Trecho para leitura>
Algumas observações sobre o parlamentarismo – Anton Pannekoek

Algumas observações sobre o parlamentarismo[1]

Nota dos Editores – A Comissão Editorial da revista Left está extremamente honrada com a permissão de publicar este artigo do Dr. Pannekoek, o veterano socialista libertário holandês e, sem dúvidas, um dos maiores pensadores e estudiosos socialistas vivos. – Editor, Left.

I

Na segunda metade do século XIX, a opinião amplamente difundida entre os trabalhadores era de que o socialismo pode e deve ser alcançado pela conquista do poder político; e isso parecia estar bem encaminhado. No século XX, a decepção levou ao ceticismo; partidos reformistas, chamados de socialistas, chegaram ao poder, mas se deterioraram em entidades do capitalismo. Muitos dos militantes mais sinceros perderam confiança na ação parlamentar e as massas permaneceram desinteressadas, indiferentes. Qual será o motivo disso?

A propaganda socialista pode demonstrar claramente as vantagens da ordem socialista em relação à desordem e à exploração capitalistas. As massas trabalhadoras constituem a maioria da população e têm as urnas. Assim que enxergarem a necessidade do socialismo, podem, por meio do voto, estabelecer uma maioria no Parlamento que instaure um governo socialista. Leis do Parlamento e medidas do governo podem, então, provocar as mudanças necessárias na estrutura social. Deste modo, a classe trabalhadora terá conquistado o controle da sociedade, terá obtido o socialismo sem rastros de revolução violenta. É bem fácil.

Dados>
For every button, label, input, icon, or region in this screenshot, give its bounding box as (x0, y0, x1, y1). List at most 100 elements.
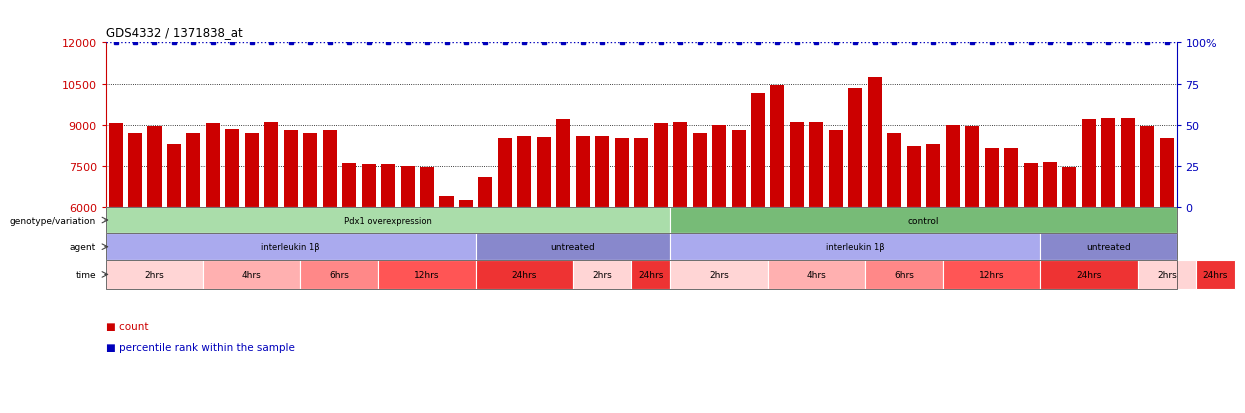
Bar (634, 139, 649, 371)
Text: 24hrs: 24hrs (639, 270, 664, 279)
Bar (1138, 261, 1196, 289)
Bar (615, 139, 629, 371)
Bar (264, 123, 279, 371)
Bar (670, 261, 768, 289)
Text: 6hrs: 6hrs (894, 270, 914, 279)
Text: 2hrs: 2hrs (1157, 270, 1177, 279)
Text: GDS4332 / 1371838_at: GDS4332 / 1371838_at (106, 26, 243, 39)
Bar (304, 133, 317, 371)
Bar (498, 139, 512, 371)
Bar (1120, 119, 1135, 371)
Bar (225, 129, 239, 371)
Bar (1003, 149, 1018, 371)
Bar (692, 133, 707, 371)
Bar (768, 261, 865, 289)
Text: ■ count: ■ count (106, 321, 148, 331)
Bar (732, 131, 746, 371)
Text: 2hrs: 2hrs (593, 270, 613, 279)
Bar (965, 127, 979, 371)
Bar (926, 145, 940, 371)
Bar (670, 207, 1177, 234)
Text: control: control (908, 216, 939, 225)
Bar (751, 94, 764, 371)
Bar (1140, 127, 1154, 371)
Bar (322, 131, 336, 371)
Bar (439, 196, 453, 371)
Bar (1082, 120, 1096, 371)
Bar (573, 261, 631, 289)
Text: 2hrs: 2hrs (710, 270, 728, 279)
Text: genotype/variation: genotype/variation (10, 216, 96, 225)
Bar (575, 136, 590, 371)
Bar (361, 165, 376, 371)
Bar (1041, 261, 1138, 289)
Bar (284, 131, 298, 371)
Bar (342, 164, 356, 371)
Bar (829, 131, 843, 371)
Text: 24hrs: 24hrs (1076, 270, 1102, 279)
Text: 24hrs: 24hrs (512, 270, 537, 279)
Bar (1043, 162, 1057, 371)
Bar (378, 261, 476, 289)
Text: Pdx1 overexpression: Pdx1 overexpression (344, 216, 432, 225)
Bar (420, 168, 435, 371)
Bar (888, 133, 901, 371)
Bar (147, 127, 162, 371)
Bar (906, 147, 921, 371)
Bar (518, 136, 532, 371)
Bar (300, 261, 378, 289)
Bar (1041, 234, 1177, 261)
Bar (203, 261, 300, 289)
Bar (789, 123, 804, 371)
Bar (1196, 261, 1235, 289)
Text: ■ percentile rank within the sample: ■ percentile rank within the sample (106, 342, 295, 352)
Bar (670, 234, 1041, 261)
Bar (537, 138, 550, 371)
Bar (106, 207, 670, 234)
Bar (187, 133, 200, 371)
Bar (712, 125, 726, 371)
Text: interleukin 1β: interleukin 1β (261, 242, 320, 252)
Bar (557, 120, 570, 371)
Bar (595, 136, 609, 371)
Bar (476, 234, 670, 261)
Bar (245, 133, 259, 371)
Bar (631, 261, 670, 289)
Text: 4hrs: 4hrs (807, 270, 827, 279)
Text: interleukin 1β: interleukin 1β (825, 242, 885, 252)
Bar (654, 124, 667, 371)
Text: 6hrs: 6hrs (330, 270, 350, 279)
Bar (128, 133, 142, 371)
Bar (167, 145, 181, 371)
Text: untreated: untreated (1086, 242, 1130, 252)
Bar (946, 125, 960, 371)
Bar (1160, 139, 1174, 371)
Text: 2hrs: 2hrs (144, 270, 164, 279)
Bar (106, 261, 203, 289)
Bar (476, 261, 573, 289)
Bar (401, 166, 415, 371)
Bar (459, 200, 473, 371)
Text: time: time (76, 270, 96, 279)
Bar (381, 165, 395, 371)
Text: 12hrs: 12hrs (979, 270, 1005, 279)
Bar (674, 123, 687, 371)
Text: 12hrs: 12hrs (415, 270, 439, 279)
Bar (865, 261, 942, 289)
Bar (771, 85, 784, 371)
Bar (106, 234, 476, 261)
Bar (1102, 119, 1116, 371)
Bar (848, 88, 863, 371)
Bar (1023, 164, 1037, 371)
Bar (809, 123, 823, 371)
Bar (942, 261, 1041, 289)
Bar (868, 78, 881, 371)
Bar (108, 124, 122, 371)
Text: untreated: untreated (550, 242, 595, 252)
Text: 4hrs: 4hrs (242, 270, 261, 279)
Text: agent: agent (70, 242, 96, 252)
Bar (1062, 168, 1077, 371)
Text: 24hrs: 24hrs (1203, 270, 1228, 279)
Bar (478, 177, 493, 371)
Bar (985, 149, 998, 371)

Desafios>
1) Imprima, sem alterações, a parte do texto sobre o parlamentarismo que se inicia com as palavras contendo "Nota dos Editores" e termina em "o motivo disso?".
2) Com base no texto sobre o parlamentarismo, explique por que as massas trabalhadoras poderiam estabelecer uma maioria no Parlamento.
3) De acordo com o texto sobre o parlamentarismo, em que se deterioraram os partidos reformistas chamados de socialistas que chegaram ao poder no século XX?

Respostas em ordem>
1)
Nota dos Editores – A Comissão Editorial da revista Left está extremamente honrada com a permissão de publicar este artigo do Dr. Pannekoek, o veterano socialista libertário holandês e, sem dúvidas, um dos maiores pensadores e estudiosos socialistas vivos. – Editor, Left.

I

Na segunda metade do século XIX, a opinião amplamente difundida entre os trabalhadores era de que o socialismo pode e deve ser alcançado pela conquista do poder político; e isso parecia estar bem encaminhado. No século XX, a decepção levou ao ceticismo; partidos reformistas, chamados de socialistas, chegaram ao poder, mas se deterioraram em entidades do capitalismo. Muitos dos militantes mais sinceros perderam confiança na ação parlamentar e as massas permaneceram desinteressadas, indiferentes. Qual será o motivo disso?

2) As massas trabalhadoras constituem a maioria da população e têm as urnas. Assim que enxergarem a necessidade do socialismo, podem, por meio do voto, formar uma maioria no Parlamento que instaure um governo socialista.

3) Eles se deterioraram em entidades do capitalismo.